DATASET CONTENT below:
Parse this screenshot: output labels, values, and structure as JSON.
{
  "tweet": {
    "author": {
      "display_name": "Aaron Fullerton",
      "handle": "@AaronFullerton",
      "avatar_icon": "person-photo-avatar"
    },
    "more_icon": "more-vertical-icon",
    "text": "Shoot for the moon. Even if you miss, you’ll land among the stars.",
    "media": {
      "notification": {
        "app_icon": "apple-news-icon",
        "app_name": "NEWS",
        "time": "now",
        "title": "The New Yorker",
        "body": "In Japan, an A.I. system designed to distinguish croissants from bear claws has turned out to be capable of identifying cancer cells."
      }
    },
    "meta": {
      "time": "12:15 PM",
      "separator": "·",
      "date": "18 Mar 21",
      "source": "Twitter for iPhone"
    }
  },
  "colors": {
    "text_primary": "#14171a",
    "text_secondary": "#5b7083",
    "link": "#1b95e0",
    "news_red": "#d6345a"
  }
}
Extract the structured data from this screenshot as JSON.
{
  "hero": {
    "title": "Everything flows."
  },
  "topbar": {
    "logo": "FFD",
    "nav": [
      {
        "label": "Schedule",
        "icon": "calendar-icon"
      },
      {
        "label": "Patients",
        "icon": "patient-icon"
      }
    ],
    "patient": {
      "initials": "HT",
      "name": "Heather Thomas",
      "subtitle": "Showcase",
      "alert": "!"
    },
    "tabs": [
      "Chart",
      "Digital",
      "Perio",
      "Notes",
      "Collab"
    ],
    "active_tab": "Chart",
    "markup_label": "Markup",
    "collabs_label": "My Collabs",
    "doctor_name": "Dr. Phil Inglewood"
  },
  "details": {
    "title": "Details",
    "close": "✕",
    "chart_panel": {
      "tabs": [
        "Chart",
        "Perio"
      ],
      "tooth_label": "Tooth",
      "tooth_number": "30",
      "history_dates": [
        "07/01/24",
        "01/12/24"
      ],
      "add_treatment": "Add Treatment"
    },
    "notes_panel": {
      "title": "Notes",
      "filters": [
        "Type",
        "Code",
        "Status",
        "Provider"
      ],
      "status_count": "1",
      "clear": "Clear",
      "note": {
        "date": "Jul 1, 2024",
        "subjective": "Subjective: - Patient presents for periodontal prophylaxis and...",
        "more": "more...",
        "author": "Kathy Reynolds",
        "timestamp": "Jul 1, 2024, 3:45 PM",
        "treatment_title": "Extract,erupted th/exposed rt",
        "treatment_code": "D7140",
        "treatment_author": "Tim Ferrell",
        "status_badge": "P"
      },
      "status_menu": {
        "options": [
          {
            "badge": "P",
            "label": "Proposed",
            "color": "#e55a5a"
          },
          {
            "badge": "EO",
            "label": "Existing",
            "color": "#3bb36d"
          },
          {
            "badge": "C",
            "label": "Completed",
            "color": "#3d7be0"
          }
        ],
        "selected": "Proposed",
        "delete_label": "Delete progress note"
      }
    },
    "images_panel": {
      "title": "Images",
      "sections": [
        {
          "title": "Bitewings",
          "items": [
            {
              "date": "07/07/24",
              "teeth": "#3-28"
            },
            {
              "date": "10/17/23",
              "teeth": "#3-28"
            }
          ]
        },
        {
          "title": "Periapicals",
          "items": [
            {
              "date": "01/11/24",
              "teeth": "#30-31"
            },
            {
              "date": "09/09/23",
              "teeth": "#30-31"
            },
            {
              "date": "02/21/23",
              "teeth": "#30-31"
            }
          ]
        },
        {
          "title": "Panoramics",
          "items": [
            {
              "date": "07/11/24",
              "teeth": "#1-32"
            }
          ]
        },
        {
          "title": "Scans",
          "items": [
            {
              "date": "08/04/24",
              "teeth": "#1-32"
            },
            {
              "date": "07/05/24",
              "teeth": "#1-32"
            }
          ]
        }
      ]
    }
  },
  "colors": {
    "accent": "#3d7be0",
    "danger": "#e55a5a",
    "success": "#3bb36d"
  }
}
End of DATASET CONTENT.
PROMPT:
The records above must be transcribed without a single omission.

EXERCISE SOLUTION:
Parse this screenshot: output labels, values, and structure as JSON.
{
  "tweet": {
    "author": {
      "display_name": "Aaron Fullerton",
      "handle": "@AaronFullerton",
      "avatar_icon": "person-photo-avatar"
    },
    "more_icon": "more-vertical-icon",
    "text": "Shoot for the moon. Even if you miss, you’ll land among the stars.",
    "media": {
      "notification": {
        "app_icon": "apple-news-icon",
        "app_name": "NEWS",
        "time": "now",
        "title": "The New Yorker",
        "body": "In Japan, an A.I. system designed to distinguish croissants from bear claws has turned out to be capable of identifying cancer cells."
      }
    },
    "meta": {
      "time": "12:15 PM",
      "separator": "·",
      "date": "18 Mar 21",
      "source": "Twitter for iPhone"
    }
  },
  "colors": {
    "text_primary": "#14171a",
    "text_secondary": "#5b7083",
    "link": "#1b95e0",
    "news_red": "#d6345a"
  }
}
Extract the structured data from this screenshot as JSON.
{
  "hero": {
    "title": "Everything flows."
  },
  "topbar": {
    "logo": "FFD",
    "nav": [
      {
        "label": "Schedule",
        "icon": "calendar-icon"
      },
      {
        "label": "Patients",
        "icon": "patient-icon"
      }
    ],
    "patient": {
      "initials": "HT",
      "name": "Heather Thomas",
      "subtitle": "Showcase",
      "alert": "!"
    },
    "tabs": [
      "Chart",
      "Digital",
      "Perio",
      "Notes",
      "Collab"
    ],
    "active_tab": "Chart",
    "markup_label": "Markup",
    "collabs_label": "My Collabs",
    "doctor_name": "Dr. Phil Inglewood"
  },
  "details": {
    "title": "Details",
    "close": "✕",
    "chart_panel": {
      "tabs": [
        "Chart",
        "Perio"
      ],
      "tooth_label": "Tooth",
      "tooth_number": "30",
      "history_dates": [
        "07/01/24",
        "01/12/24"
      ],
      "add_treatment": "Add Treatment"
    },
    "notes_panel": {
      "title": "Notes",
      "filters": [
        "Type",
        "Code",
        "Status",
        "Provider"
      ],
      "status_count": "1",
      "clear": "Clear",
      "note": {
        "date": "Jul 1, 2024",
        "subjective": "Subjective: - Patient presents for periodontal prophylaxis and...",
        "more": "more...",
        "author": "Kathy Reynolds",
        "timestamp": "Jul 1, 2024, 3:45 PM",
        "treatment_title": "Extract,erupted th/exposed rt",
        "treatment_code": "D7140",
        "treatment_author": "Tim Ferrell",
        "status_badge": "P"
      },
      "status_menu": {
        "options": [
          {
            "badge": "P",
            "label": "Proposed",
            "color": "#e55a5a"
          },
          {
            "badge": "EO",
            "label": "Existing",
            "color": "#3bb36d"
          },
          {
            "badge": "C",
            "label": "Completed",
            "color": "#3d7be0"
          }
        ],
        "selected": "Proposed",
        "delete_label": "Delete progress note"
      }
    },
    "images_panel": {
      "title": "Images",
      "sections": [
        {
          "title": "Bitewings",
          "items": [
            {
              "date": "07/07/24",
              "teeth": "#3-28"
            },
            {
              "date": "10/17/23",
              "teeth": "#3-28"
            }
          ]
        },
        {
          "title": "Periapicals",
          "items": [
            {
              "date": "01/11/24",
              "teeth": "#30-31"
            },
            {
              "date": "09/09/23",
              "teeth": "#30-31"
            },
            {
              "date": "02/21/23",
              "teeth": "#30-31"
            }
          ]
        },
        {
          "title": "Panoramics",
          "items": [
            {
              "date": "07/11/24",
              "teeth": "#1-32"
            }
          ]
        },
        {
          "title": "Scans",
          "items": [
            {
              "date": "08/04/24",
              "teeth": "#1-32"
            },
            {
              "date": "07/05/24",
              "teeth": "#1-32"
            }
          ]
        }
      ]
    }
  },
  "colors": {
    "accent": "#3d7be0",
    "danger": "#e55a5a",
    "success": "#3bb36d"
  }
}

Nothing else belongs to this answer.